##### Available records #####

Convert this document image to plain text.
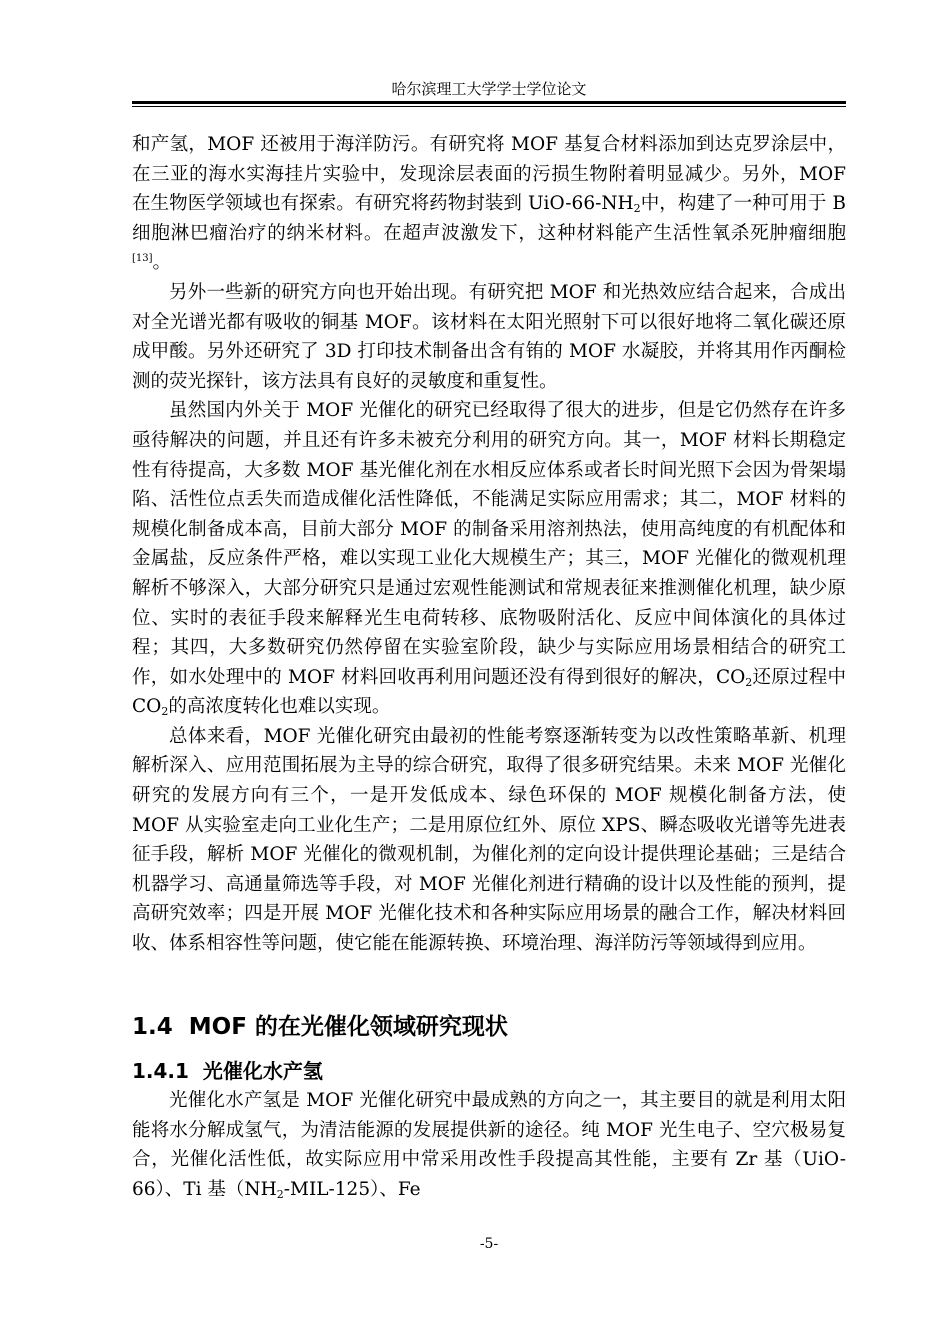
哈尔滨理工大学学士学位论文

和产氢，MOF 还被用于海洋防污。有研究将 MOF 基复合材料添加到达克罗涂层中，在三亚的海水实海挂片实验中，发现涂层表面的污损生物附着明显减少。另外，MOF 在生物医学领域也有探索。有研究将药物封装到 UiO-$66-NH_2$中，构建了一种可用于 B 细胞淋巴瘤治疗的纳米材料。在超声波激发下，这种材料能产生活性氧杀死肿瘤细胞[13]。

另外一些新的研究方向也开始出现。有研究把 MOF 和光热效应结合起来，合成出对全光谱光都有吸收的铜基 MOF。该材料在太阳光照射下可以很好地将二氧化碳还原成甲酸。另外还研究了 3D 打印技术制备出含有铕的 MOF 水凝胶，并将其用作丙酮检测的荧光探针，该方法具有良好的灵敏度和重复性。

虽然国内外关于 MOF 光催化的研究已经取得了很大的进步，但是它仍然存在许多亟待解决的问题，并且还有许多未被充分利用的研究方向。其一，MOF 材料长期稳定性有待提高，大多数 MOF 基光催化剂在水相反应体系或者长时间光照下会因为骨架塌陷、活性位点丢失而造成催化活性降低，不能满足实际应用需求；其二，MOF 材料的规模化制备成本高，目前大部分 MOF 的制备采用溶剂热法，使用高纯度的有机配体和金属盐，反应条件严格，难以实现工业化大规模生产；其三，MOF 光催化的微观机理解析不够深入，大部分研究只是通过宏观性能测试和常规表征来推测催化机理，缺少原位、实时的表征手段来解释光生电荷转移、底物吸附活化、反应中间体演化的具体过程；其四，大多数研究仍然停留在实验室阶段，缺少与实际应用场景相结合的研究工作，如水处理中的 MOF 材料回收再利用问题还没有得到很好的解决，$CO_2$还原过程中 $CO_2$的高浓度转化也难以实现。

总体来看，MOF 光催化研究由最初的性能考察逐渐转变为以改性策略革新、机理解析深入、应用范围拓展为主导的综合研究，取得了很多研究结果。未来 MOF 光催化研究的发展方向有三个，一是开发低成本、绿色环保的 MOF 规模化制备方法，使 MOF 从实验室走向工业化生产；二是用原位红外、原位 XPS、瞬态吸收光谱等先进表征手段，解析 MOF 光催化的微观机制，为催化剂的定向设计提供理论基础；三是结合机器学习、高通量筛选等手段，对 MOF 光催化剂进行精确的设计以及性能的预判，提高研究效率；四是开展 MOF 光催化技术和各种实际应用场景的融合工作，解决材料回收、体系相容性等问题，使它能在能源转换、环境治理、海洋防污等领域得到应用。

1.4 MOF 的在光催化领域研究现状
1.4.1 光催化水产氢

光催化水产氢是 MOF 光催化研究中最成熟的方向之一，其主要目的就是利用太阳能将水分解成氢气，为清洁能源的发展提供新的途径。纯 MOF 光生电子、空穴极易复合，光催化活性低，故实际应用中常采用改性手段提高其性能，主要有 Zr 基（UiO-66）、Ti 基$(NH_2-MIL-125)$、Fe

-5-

#####
##### Available records #####

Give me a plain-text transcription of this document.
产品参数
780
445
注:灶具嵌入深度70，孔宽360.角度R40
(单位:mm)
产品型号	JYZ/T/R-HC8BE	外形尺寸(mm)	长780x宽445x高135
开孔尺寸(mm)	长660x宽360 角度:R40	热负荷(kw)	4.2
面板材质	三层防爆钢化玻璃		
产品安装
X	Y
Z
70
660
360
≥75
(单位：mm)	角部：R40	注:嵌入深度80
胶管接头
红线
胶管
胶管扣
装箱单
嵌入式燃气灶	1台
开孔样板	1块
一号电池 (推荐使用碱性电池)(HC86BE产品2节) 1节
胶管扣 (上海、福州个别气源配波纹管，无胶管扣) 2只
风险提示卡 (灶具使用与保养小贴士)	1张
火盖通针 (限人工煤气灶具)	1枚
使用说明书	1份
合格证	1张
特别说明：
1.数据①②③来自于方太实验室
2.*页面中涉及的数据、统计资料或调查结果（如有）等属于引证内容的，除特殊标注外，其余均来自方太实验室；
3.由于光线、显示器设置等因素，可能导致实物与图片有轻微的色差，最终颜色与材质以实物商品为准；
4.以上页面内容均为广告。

#####

Provide the number of lines in the entries that include "plain", and no other text.

### Complete response
2